----- DATASET ENTRIES -----

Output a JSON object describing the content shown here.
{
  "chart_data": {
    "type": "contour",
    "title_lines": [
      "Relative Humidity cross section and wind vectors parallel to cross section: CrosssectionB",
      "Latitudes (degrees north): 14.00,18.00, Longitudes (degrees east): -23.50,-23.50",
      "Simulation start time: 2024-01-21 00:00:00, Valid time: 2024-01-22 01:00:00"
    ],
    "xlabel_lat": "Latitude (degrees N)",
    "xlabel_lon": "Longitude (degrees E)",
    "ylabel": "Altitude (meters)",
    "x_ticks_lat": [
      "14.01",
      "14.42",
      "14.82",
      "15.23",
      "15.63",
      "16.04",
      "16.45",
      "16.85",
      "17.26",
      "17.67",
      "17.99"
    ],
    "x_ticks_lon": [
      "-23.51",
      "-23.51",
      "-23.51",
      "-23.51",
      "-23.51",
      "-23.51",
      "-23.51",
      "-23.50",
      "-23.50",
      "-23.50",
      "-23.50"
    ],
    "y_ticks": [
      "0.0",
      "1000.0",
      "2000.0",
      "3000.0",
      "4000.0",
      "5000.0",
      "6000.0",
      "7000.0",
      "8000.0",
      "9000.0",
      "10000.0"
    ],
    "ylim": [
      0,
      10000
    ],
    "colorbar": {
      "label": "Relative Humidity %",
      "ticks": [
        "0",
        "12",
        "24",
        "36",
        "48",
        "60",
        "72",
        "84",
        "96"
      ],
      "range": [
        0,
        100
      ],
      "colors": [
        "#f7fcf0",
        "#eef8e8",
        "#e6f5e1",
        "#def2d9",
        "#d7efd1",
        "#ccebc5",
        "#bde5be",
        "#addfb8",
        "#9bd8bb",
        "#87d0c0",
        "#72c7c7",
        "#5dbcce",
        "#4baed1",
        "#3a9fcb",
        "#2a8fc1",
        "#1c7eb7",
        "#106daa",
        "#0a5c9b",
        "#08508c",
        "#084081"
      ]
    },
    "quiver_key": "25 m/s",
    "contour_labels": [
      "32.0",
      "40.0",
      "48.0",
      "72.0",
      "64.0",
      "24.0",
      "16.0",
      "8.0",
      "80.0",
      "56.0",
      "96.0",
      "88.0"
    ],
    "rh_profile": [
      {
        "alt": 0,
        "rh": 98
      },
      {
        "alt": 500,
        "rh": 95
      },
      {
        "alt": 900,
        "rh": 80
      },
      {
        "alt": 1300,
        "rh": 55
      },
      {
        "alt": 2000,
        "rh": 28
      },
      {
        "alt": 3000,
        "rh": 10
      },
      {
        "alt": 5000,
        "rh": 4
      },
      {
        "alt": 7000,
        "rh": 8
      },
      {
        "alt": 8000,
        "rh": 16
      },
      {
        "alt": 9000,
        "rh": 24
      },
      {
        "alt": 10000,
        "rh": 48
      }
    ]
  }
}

-----

◆ WORK TO BE COMPLETED ◆
How many of the lines above include the string "Humidity"? Answer with the number only.

◆ SOLUTION ◆
2